# [ASSIGNMENT]
In full and without alteration, write out the records.

[Document page entries with text]

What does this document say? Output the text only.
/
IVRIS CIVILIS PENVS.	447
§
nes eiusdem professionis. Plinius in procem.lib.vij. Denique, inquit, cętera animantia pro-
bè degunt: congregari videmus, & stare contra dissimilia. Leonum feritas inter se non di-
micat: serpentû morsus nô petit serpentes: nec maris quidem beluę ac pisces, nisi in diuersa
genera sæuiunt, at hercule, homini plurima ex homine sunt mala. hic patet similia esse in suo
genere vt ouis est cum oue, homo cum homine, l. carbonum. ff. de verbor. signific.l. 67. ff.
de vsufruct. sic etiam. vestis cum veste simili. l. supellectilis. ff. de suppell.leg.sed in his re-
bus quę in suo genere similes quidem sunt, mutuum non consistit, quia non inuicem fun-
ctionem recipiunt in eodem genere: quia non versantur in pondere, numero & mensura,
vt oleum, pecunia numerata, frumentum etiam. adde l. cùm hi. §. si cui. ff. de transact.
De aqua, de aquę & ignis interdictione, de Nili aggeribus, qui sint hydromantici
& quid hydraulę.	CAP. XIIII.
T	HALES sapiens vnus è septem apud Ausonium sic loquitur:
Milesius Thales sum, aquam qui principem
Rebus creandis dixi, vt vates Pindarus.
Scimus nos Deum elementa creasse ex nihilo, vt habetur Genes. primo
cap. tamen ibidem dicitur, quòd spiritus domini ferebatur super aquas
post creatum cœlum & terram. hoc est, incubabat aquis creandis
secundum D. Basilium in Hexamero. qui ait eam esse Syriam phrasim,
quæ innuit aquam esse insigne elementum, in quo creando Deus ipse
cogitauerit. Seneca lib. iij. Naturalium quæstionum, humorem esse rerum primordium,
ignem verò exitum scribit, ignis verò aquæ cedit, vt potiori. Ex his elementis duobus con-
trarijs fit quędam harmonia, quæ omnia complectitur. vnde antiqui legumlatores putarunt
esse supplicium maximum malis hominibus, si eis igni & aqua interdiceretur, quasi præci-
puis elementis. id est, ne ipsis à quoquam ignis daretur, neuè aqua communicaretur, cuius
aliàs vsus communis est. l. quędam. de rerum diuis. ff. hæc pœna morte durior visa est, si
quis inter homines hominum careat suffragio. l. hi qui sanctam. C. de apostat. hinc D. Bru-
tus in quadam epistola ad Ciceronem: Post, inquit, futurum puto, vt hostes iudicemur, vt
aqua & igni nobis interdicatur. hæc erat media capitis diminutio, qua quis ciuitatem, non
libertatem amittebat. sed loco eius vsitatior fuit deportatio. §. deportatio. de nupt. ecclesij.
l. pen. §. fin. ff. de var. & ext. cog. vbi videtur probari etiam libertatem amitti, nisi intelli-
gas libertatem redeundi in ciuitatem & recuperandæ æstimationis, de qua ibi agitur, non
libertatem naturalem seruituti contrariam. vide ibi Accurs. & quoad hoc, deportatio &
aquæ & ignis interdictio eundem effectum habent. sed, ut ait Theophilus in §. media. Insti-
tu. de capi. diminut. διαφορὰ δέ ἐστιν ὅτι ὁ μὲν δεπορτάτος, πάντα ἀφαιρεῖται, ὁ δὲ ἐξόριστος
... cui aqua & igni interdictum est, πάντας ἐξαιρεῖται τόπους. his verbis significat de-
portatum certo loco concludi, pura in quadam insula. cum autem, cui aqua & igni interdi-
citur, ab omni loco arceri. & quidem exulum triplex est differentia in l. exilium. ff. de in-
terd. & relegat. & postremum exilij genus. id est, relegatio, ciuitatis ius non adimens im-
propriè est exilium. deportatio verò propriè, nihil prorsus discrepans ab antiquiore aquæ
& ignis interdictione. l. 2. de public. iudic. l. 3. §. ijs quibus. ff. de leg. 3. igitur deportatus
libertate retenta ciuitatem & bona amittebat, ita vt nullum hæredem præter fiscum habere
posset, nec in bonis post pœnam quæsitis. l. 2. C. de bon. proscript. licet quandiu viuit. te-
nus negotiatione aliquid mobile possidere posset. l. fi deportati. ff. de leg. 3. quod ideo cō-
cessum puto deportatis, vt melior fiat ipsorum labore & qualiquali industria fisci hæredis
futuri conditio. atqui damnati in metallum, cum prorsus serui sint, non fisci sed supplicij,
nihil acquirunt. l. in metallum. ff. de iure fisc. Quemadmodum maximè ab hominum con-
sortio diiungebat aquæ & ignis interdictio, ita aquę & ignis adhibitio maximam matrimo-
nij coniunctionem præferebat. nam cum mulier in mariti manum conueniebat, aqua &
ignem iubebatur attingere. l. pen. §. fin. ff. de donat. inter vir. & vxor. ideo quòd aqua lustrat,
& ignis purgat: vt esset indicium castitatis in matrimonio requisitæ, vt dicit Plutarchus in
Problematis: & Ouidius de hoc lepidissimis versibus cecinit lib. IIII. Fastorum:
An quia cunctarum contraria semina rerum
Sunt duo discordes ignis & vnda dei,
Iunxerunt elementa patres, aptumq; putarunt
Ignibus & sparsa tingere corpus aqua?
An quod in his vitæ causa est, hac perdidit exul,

# [EXERCISE RESPONSE]
What does this document say? Output the text only.
/
IVRIS CIVILIS PENVS.	447
§
nes eiusdem professionis. Plinius in procem.lib.vij. Denique, inquit, cętera animantia pro-
bè degunt: congregari videmus, & stare contra dissimilia. Leonum feritas inter se non di-
micat: serpentû morsus nô petit serpentes: nec maris quidem beluę ac pisces, nisi in diuersa
genera sæuiunt, at hercule, homini plurima ex homine sunt mala. hic patet similia esse in suo
genere vt ouis est cum oue, homo cum homine, l. carbonum. ff. de verbor. signific.l. 67. ff.
de vsufruct. sic etiam. vestis cum veste simili. l. supellectilis. ff. de suppell.leg.sed in his re-
bus quę in suo genere similes quidem sunt, mutuum non consistit, quia non inuicem fun-
ctionem recipiunt in eodem genere: quia non versantur in pondere, numero & mensura,
vt oleum, pecunia numerata, frumentum etiam. adde l. cùm hi. §. si cui. ff. de transact.
De aqua, de aquę & ignis interdictione, de Nili aggeribus, qui sint hydromantici
& quid hydraulę.	CAP. XIIII.
T	HALES sapiens vnus è septem apud Ausonium sic loquitur:
Milesius Thales sum, aquam qui principem
Rebus creandis dixi, vt vates Pindarus.
Scimus nos Deum elementa creasse ex nihilo, vt habetur Genes. primo
cap. tamen ibidem dicitur, quòd spiritus domini ferebatur super aquas
post creatum cœlum & terram. hoc est, incubabat aquis creandis
secundum D. Basilium in Hexamero. qui ait eam esse Syriam phrasim,
quæ innuit aquam esse insigne elementum, in quo creando Deus ipse
cogitauerit. Seneca lib. iij. Naturalium quæstionum, humorem esse rerum primordium,
ignem verò exitum scribit, ignis verò aquæ cedit, vt potiori. Ex his elementis duobus con-
trarijs fit quędam harmonia, quæ omnia complectitur. vnde antiqui legumlatores putarunt
esse supplicium maximum malis hominibus, si eis igni & aqua interdiceretur, quasi præci-
puis elementis. id est, ne ipsis à quoquam ignis daretur, neuè aqua communicaretur, cuius
aliàs vsus communis est. l. quędam. de rerum diuis. ff. hæc pœna morte durior visa est, si
quis inter homines hominum careat suffragio. l. hi qui sanctam. C. de apostat. hinc D. Bru-
tus in quadam epistola ad Ciceronem: Post, inquit, futurum puto, vt hostes iudicemur, vt
aqua & igni nobis interdicatur. hæc erat media capitis diminutio, qua quis ciuitatem, non
libertatem amittebat. sed loco eius vsitatior fuit deportatio. §. deportatio. de nupt. ecclesij.
l. pen. §. fin. ff. de var. & ext. cog. vbi videtur probari etiam libertatem amitti, nisi intelli-
gas libertatem redeundi in ciuitatem & recuperandæ æstimationis, de qua ibi agitur, non
libertatem naturalem seruituti contrariam. vide ibi Accurs. & quoad hoc, deportatio &
aquæ & ignis interdictio eundem effectum habent. sed, ut ait Theophilus in §. media. Insti-
tu. de capi. diminut. διαφορὰ δέ ἐστιν ὅτι ὁ μὲν δεπορτάτος, πάντα ἀφαιρεῖται, ὁ δὲ ἐξόριστος
... cui aqua & igni interdictum est, πάντας ἐξαιρεῖται τόπους. his verbis significat de-
portatum certo loco concludi, pura in quadam insula. cum autem, cui aqua & igni interdi-
citur, ab omni loco arceri. & quidem exulum triplex est differentia in l. exilium. ff. de in-
terd. & relegat. & postremum exilij genus. id est, relegatio, ciuitatis ius non adimens im-
propriè est exilium. deportatio verò propriè, nihil prorsus discrepans ab antiquiore aquæ
& ignis interdictione. l. 2. de public. iudic. l. 3. §. ijs quibus. ff. de leg. 3. igitur deportatus
libertate retenta ciuitatem & bona amittebat, ita vt nullum hæredem præter fiscum habere
posset, nec in bonis post pœnam quæsitis. l. 2. C. de bon. proscript. licet quandiu viuit. te-
nus negotiatione aliquid mobile possidere posset. l. fi deportati. ff. de leg. 3. quod ideo cō-
cessum puto deportatis, vt melior fiat ipsorum labore & qualiquali industria fisci hæredis
futuri conditio. atqui damnati in metallum, cum prorsus serui sint, non fisci sed supplicij,
nihil acquirunt. l. in metallum. ff. de iure fisc. Quemadmodum maximè ab hominum con-
sortio diiungebat aquæ & ignis interdictio, ita aquę & ignis adhibitio maximam matrimo-
nij coniunctionem præferebat. nam cum mulier in mariti manum conueniebat, aqua &
ignem iubebatur attingere. l. pen. §. fin. ff. de donat. inter vir. & vxor. ideo quòd aqua lustrat,
& ignis purgat: vt esset indicium castitatis in matrimonio requisitæ, vt dicit Plutarchus in
Problematis: & Ouidius de hoc lepidissimis versibus cecinit lib. IIII. Fastorum:
An quia cunctarum contraria semina rerum
Sunt duo discordes ignis & vnda dei,
Iunxerunt elementa patres, aptumq; putarunt
Ignibus & sparsa tingere corpus aqua?
An quod in his vitæ causa est, hac perdidit exul,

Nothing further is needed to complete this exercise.